In the data below, find each line containing the string "have" and return it.

————————

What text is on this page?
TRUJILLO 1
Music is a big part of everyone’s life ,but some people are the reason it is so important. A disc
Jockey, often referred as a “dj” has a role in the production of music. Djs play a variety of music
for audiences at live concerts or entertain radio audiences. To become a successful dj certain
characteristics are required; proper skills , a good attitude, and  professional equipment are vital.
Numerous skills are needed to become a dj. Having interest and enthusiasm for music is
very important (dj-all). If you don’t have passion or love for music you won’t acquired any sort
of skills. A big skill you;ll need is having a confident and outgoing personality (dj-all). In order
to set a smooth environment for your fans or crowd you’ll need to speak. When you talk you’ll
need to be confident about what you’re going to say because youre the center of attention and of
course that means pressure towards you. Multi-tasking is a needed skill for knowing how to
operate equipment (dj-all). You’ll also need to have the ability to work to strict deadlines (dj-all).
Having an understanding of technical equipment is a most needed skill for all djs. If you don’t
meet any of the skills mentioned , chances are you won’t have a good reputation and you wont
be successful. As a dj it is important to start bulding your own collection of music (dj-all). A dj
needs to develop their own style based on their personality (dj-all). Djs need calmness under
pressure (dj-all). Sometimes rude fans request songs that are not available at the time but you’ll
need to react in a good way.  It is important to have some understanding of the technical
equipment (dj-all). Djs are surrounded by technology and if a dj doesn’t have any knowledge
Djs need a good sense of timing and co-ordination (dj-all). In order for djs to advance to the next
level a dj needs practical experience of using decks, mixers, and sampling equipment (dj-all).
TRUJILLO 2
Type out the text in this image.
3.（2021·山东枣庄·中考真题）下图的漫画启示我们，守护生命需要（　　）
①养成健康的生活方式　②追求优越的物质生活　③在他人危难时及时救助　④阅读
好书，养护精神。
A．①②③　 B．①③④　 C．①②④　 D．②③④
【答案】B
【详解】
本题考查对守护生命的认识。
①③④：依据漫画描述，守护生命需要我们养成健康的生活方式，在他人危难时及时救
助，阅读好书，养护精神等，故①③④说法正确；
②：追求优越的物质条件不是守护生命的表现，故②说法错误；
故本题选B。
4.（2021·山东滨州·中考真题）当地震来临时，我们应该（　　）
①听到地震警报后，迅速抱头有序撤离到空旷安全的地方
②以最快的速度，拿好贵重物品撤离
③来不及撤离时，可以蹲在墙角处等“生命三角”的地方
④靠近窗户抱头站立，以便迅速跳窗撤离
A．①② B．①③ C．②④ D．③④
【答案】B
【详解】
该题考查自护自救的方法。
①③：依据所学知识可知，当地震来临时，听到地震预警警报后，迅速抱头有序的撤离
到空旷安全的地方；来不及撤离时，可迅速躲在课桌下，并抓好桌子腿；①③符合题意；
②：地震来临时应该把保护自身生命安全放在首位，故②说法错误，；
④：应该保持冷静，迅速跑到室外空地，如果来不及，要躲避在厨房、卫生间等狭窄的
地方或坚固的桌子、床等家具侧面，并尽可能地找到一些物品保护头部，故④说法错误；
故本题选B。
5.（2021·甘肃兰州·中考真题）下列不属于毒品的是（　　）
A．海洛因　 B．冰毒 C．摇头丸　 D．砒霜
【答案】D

————————

Solution
very important (dj-all). If you don’t have passion or love for music you won’t acquired any sort
operate equipment (dj-all). You’ll also need to have the ability to work to strict deadlines (dj-all).
meet any of the skills mentioned , chances are you won’t have a good reputation and you wont
need to react in a good way.  It is important to have some understanding of the technical
equipment (dj-all). Djs are surrounded by technology and if a dj doesn’t have any knowledge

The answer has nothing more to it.